* _TASK_
Search the listing for the string "Remote" and copy every line that contains it.

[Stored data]

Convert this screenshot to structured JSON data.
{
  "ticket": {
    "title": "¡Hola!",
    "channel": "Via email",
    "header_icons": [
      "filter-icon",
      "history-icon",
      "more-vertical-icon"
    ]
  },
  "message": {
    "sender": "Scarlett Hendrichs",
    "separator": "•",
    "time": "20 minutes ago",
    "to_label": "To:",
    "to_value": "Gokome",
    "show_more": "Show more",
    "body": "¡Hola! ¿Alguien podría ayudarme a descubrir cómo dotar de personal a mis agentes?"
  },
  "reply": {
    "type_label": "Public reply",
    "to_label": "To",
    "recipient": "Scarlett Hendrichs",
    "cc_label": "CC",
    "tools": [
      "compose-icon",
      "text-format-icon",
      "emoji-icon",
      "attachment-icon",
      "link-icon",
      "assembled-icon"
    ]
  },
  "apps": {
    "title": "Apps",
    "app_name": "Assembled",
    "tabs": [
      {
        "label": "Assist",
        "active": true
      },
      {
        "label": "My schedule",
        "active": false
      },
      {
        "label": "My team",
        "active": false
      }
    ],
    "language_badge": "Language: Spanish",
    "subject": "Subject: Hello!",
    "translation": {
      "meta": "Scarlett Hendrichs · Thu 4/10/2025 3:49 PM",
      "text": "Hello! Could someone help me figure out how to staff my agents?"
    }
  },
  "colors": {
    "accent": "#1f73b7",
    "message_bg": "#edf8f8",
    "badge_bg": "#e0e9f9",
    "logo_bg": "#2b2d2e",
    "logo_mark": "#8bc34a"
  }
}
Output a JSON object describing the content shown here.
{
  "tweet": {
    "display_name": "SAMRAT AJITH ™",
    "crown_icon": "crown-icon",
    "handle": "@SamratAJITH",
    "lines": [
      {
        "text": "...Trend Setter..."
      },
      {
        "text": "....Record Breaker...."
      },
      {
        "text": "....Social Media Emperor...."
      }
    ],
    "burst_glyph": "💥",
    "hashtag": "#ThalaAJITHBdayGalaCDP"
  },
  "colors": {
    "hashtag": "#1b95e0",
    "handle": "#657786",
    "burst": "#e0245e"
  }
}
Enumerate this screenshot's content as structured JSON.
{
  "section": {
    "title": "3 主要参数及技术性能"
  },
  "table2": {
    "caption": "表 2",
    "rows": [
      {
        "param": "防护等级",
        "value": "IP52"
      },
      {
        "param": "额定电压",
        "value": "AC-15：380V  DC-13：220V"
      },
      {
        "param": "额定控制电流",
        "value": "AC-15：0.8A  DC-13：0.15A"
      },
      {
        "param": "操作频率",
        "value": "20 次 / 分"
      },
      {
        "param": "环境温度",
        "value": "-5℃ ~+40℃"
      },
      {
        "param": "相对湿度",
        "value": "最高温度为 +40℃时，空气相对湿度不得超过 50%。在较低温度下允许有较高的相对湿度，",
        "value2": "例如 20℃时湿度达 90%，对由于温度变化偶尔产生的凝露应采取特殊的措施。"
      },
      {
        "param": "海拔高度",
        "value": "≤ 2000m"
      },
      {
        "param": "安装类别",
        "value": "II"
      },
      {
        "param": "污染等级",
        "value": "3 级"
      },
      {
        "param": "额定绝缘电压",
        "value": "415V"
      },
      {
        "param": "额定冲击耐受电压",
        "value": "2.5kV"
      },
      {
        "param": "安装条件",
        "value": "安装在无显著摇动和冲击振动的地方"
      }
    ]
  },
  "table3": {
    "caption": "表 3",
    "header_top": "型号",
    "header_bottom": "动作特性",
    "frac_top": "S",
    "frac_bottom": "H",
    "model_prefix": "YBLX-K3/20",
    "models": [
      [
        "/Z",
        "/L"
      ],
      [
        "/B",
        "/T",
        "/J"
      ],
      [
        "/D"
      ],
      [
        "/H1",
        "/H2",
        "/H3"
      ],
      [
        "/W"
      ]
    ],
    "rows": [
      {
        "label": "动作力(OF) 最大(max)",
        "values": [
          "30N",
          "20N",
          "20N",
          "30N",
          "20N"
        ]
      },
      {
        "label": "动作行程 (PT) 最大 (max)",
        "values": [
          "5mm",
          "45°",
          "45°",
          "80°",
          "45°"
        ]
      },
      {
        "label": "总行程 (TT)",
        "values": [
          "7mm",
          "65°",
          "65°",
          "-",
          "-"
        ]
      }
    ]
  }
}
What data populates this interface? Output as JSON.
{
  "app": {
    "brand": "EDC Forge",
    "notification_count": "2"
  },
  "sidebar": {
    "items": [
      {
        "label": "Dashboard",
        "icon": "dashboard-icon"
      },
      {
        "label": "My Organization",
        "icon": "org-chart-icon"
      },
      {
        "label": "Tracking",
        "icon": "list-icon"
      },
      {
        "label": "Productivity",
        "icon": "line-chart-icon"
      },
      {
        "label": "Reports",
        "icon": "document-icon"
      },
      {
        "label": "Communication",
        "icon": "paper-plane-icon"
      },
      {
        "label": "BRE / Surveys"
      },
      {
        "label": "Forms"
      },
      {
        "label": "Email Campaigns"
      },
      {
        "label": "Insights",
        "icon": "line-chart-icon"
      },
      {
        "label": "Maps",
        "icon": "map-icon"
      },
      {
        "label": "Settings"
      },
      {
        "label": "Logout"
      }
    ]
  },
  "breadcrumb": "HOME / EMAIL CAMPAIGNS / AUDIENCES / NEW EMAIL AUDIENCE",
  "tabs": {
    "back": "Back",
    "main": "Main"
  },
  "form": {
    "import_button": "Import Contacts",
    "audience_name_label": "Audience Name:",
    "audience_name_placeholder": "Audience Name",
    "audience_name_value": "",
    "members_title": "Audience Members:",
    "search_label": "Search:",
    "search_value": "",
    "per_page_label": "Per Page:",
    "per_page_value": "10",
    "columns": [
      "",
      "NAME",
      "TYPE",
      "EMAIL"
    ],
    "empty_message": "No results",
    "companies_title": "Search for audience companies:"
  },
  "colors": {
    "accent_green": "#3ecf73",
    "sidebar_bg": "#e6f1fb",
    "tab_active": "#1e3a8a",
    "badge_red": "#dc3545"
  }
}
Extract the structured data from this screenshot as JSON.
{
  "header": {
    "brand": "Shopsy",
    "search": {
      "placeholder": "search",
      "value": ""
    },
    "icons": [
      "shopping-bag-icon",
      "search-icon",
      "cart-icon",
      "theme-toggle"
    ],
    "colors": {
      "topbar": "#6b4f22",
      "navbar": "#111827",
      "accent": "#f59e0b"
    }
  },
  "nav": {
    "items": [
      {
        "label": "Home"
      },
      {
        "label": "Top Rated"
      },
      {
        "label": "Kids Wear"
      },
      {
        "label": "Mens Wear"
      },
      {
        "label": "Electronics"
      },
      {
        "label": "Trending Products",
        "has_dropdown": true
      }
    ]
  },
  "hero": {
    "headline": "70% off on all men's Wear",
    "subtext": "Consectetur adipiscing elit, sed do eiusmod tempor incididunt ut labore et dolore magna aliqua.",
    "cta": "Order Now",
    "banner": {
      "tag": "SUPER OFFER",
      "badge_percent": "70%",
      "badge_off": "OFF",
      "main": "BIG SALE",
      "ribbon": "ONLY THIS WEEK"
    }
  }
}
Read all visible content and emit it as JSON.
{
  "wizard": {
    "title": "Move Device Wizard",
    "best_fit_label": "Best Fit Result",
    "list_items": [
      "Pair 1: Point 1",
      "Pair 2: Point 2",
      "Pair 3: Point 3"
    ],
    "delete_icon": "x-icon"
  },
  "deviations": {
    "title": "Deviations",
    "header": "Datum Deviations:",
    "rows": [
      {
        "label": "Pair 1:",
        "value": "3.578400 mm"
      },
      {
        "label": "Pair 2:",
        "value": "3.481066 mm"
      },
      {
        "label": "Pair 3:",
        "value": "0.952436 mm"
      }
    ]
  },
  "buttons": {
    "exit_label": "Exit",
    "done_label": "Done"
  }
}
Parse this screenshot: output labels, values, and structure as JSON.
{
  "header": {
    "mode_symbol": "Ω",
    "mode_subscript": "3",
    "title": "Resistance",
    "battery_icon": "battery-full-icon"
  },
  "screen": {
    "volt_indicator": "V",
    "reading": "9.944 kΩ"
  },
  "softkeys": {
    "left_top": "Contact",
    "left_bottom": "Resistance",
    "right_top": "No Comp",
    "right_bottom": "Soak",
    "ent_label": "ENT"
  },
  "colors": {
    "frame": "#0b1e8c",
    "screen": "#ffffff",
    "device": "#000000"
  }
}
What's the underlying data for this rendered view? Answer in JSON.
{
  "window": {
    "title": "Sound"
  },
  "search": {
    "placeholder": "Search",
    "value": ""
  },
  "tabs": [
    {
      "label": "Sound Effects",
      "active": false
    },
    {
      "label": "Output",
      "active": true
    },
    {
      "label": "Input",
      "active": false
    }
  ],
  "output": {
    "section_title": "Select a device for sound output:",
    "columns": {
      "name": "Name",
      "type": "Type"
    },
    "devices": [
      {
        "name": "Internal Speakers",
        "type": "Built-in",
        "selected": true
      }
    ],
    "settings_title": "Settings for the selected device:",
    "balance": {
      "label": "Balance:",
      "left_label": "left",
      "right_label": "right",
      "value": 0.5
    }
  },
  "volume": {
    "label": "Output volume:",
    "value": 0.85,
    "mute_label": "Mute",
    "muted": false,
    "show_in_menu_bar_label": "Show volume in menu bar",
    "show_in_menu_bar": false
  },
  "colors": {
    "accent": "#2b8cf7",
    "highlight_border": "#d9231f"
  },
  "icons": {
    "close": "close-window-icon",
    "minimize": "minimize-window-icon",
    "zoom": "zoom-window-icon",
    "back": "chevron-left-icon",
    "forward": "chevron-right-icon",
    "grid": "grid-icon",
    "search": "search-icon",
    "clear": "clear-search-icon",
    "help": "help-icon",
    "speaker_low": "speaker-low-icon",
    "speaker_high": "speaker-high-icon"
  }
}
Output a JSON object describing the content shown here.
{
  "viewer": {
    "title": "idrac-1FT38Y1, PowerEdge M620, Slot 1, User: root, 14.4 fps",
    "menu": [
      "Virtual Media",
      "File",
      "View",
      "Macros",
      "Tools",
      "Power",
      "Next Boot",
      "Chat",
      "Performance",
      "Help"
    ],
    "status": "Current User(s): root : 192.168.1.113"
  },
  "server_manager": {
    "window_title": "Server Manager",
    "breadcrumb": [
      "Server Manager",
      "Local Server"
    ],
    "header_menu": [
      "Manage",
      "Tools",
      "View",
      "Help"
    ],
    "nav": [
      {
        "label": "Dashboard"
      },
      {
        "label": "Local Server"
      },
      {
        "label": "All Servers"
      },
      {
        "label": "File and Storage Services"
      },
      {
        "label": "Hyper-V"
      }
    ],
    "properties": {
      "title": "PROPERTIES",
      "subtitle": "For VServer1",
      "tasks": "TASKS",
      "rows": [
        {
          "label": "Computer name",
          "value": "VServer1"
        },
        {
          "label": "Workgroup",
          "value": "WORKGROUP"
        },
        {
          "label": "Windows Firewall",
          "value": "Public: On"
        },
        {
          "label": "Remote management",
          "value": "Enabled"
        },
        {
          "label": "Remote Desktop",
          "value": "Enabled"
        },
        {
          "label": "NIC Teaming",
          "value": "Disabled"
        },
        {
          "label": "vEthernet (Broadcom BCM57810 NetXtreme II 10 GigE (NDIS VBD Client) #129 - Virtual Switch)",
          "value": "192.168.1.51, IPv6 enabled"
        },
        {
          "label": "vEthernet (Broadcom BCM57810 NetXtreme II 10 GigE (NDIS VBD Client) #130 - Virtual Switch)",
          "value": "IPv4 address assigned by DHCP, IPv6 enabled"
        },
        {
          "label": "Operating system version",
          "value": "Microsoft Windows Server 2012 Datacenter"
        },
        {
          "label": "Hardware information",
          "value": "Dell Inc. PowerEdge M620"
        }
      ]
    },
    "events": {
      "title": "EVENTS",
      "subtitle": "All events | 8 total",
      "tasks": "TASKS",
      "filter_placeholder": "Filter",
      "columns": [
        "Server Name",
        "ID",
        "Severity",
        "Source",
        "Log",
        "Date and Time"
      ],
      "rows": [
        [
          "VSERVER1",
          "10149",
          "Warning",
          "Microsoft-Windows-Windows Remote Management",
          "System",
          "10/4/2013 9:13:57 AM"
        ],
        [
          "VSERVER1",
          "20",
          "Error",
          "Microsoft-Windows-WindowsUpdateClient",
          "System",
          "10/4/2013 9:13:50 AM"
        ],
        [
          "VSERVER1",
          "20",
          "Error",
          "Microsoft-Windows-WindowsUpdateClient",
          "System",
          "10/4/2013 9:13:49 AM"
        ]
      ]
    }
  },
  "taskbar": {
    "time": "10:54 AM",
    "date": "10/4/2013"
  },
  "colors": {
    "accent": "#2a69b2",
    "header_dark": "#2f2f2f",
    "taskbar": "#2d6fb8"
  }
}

* _OUTPUT OF THE EXERCISE_
          "label": "Remote management",
          "label": "Remote Desktop",
          "Microsoft-Windows-Windows Remote Management",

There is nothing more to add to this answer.